→ INSTRUCTIONS TO FOLLOW:
Each entry below should be reproduced character for character.
== STORED RECORDS
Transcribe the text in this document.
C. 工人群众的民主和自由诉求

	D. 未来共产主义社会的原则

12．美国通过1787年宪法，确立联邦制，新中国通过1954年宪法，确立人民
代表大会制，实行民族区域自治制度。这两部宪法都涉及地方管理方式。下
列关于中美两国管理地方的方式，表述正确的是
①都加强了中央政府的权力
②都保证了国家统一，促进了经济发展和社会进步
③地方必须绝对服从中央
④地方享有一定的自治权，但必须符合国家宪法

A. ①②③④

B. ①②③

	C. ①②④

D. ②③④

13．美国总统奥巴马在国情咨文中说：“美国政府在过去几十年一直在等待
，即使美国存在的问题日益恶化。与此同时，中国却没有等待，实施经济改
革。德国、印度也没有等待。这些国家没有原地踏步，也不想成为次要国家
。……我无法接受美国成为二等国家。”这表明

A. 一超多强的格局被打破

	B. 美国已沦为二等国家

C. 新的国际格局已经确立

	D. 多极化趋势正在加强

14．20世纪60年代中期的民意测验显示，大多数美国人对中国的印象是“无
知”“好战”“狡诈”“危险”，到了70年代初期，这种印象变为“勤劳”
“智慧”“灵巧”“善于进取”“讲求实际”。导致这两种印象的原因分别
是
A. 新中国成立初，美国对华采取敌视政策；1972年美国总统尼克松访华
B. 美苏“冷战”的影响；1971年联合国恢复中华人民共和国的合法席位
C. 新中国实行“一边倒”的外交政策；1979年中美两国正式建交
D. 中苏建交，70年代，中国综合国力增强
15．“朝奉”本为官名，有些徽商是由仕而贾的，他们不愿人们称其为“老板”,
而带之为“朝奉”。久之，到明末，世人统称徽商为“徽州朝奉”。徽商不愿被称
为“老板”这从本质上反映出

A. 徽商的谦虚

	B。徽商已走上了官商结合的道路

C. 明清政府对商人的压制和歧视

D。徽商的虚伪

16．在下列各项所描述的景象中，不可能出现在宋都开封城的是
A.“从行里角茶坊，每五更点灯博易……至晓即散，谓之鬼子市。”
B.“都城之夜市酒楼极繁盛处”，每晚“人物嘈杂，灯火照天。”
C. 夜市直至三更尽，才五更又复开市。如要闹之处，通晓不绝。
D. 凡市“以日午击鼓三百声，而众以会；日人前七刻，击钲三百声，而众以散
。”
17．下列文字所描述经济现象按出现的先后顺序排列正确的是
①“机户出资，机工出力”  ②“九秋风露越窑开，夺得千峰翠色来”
====
→ RESPONSE TO THE TASK:
Transcribe the text in this document.
C. 工人群众的民主和自由诉求

	D. 未来共产主义社会的原则

12．美国通过1787年宪法，确立联邦制，新中国通过1954年宪法，确立人民
代表大会制，实行民族区域自治制度。这两部宪法都涉及地方管理方式。下
列关于中美两国管理地方的方式，表述正确的是
①都加强了中央政府的权力
②都保证了国家统一，促进了经济发展和社会进步
③地方必须绝对服从中央
④地方享有一定的自治权，但必须符合国家宪法

A. ①②③④

B. ①②③

	C. ①②④

D. ②③④

13．美国总统奥巴马在国情咨文中说：“美国政府在过去几十年一直在等待
，即使美国存在的问题日益恶化。与此同时，中国却没有等待，实施经济改
革。德国、印度也没有等待。这些国家没有原地踏步，也不想成为次要国家
。……我无法接受美国成为二等国家。”这表明

A. 一超多强的格局被打破

	B. 美国已沦为二等国家

C. 新的国际格局已经确立

	D. 多极化趋势正在加强

14．20世纪60年代中期的民意测验显示，大多数美国人对中国的印象是“无
知”“好战”“狡诈”“危险”，到了70年代初期，这种印象变为“勤劳”
“智慧”“灵巧”“善于进取”“讲求实际”。导致这两种印象的原因分别
是
A. 新中国成立初，美国对华采取敌视政策；1972年美国总统尼克松访华
B. 美苏“冷战”的影响；1971年联合国恢复中华人民共和国的合法席位
C. 新中国实行“一边倒”的外交政策；1979年中美两国正式建交
D. 中苏建交，70年代，中国综合国力增强
15．“朝奉”本为官名，有些徽商是由仕而贾的，他们不愿人们称其为“老板”,
而带之为“朝奉”。久之，到明末，世人统称徽商为“徽州朝奉”。徽商不愿被称
为“老板”这从本质上反映出

A. 徽商的谦虚

	B。徽商已走上了官商结合的道路

C. 明清政府对商人的压制和歧视

D。徽商的虚伪

16．在下列各项所描述的景象中，不可能出现在宋都开封城的是
A.“从行里角茶坊，每五更点灯博易……至晓即散，谓之鬼子市。”
B.“都城之夜市酒楼极繁盛处”，每晚“人物嘈杂，灯火照天。”
C. 夜市直至三更尽，才五更又复开市。如要闹之处，通晓不绝。
D. 凡市“以日午击鼓三百声，而众以会；日人前七刻，击钲三百声，而众以散
。”
17．下列文字所描述经济现象按出现的先后顺序排列正确的是
①“机户出资，机工出力”  ②“九秋风露越窑开，夺得千峰翠色来”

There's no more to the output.